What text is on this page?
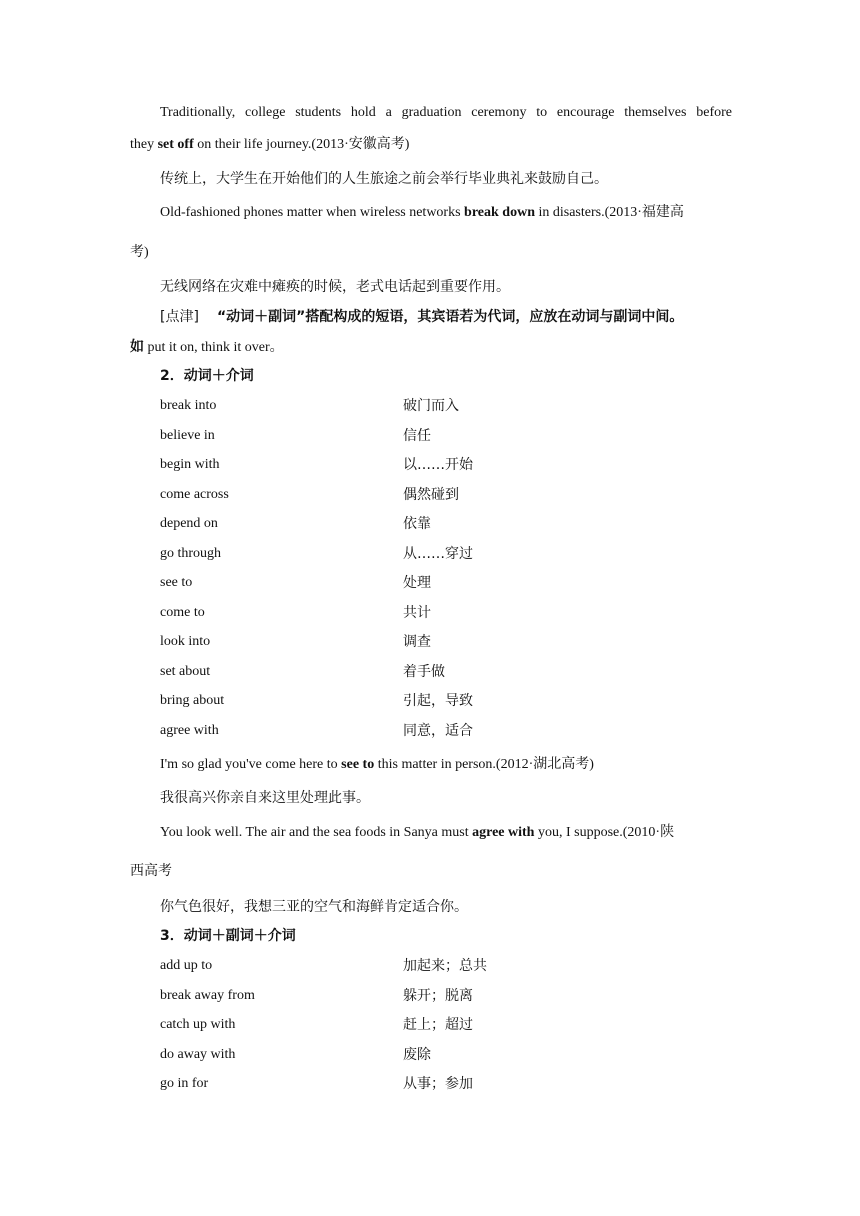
Traditionally, college students hold a graduation ceremony to encourage themselves before
they set off on their life journey.(2013·安徽高考)
传统上，大学生在开始他们的人生旅途之前会举行毕业典礼来鼓励自己。
Old-fashioned phones matter when wireless networks break down in disasters.(2013·福建高
考)
无线网络在灾难中瘫痪的时候，老式电话起到重要作用。
[点津] “动词＋副词”搭配构成的短语，其宾语若为代词，应放在动词与副词中间。
如 put it on, think it over。
2．动词＋介词
break into	破门而入
believe in	信任
begin with	以……开始
come across	偶然碰到
depend on	依靠
go through	从……穿过
see to	处理
come to	共计
look into	调查
set about	着手做
bring about	引起，导致
agree with	同意，适合
I'm so glad you've come here to see to this matter in person.(2012·湖北高考)
我很高兴你亲自来这里处理此事。
You look well. The air and the sea foods in Sanya must agree with you, I suppose.(2010·陕
西高考
你气色很好，我想三亚的空气和海鲜肯定适合你。
3．动词＋副词＋介词
add up to	加起来；总共
break away from	躲开；脱离
catch up with	赶上；超过
do away with	废除
go in for	从事；参加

▸ TASK DESCRIPTION
Reproduce the records, all of them, word for word; omit the pictures.

▸ WRITTEN SOLUTION
What text is on this page?
Traditionally, college students hold a graduation ceremony to encourage themselves before
they set off on their life journey.(2013·安徽高考)
传统上，大学生在开始他们的人生旅途之前会举行毕业典礼来鼓励自己。
Old-fashioned phones matter when wireless networks break down in disasters.(2013·福建高
考)
无线网络在灾难中瘫痪的时候，老式电话起到重要作用。
[点津] “动词＋副词”搭配构成的短语，其宾语若为代词，应放在动词与副词中间。
如 put it on, think it over。
2．动词＋介词
break into	破门而入
believe in	信任
begin with	以……开始
come across	偶然碰到
depend on	依靠
go through	从……穿过
see to	处理
come to	共计
look into	调查
set about	着手做
bring about	引起，导致
agree with	同意，适合
I'm so glad you've come here to see to this matter in person.(2012·湖北高考)
我很高兴你亲自来这里处理此事。
You look well. The air and the sea foods in Sanya must agree with you, I suppose.(2010·陕
西高考
你气色很好，我想三亚的空气和海鲜肯定适合你。
3．动词＋副词＋介词
add up to	加起来；总共
break away from	躲开；脱离
catch up with	赶上；超过
do away with	废除
go in for	从事；参加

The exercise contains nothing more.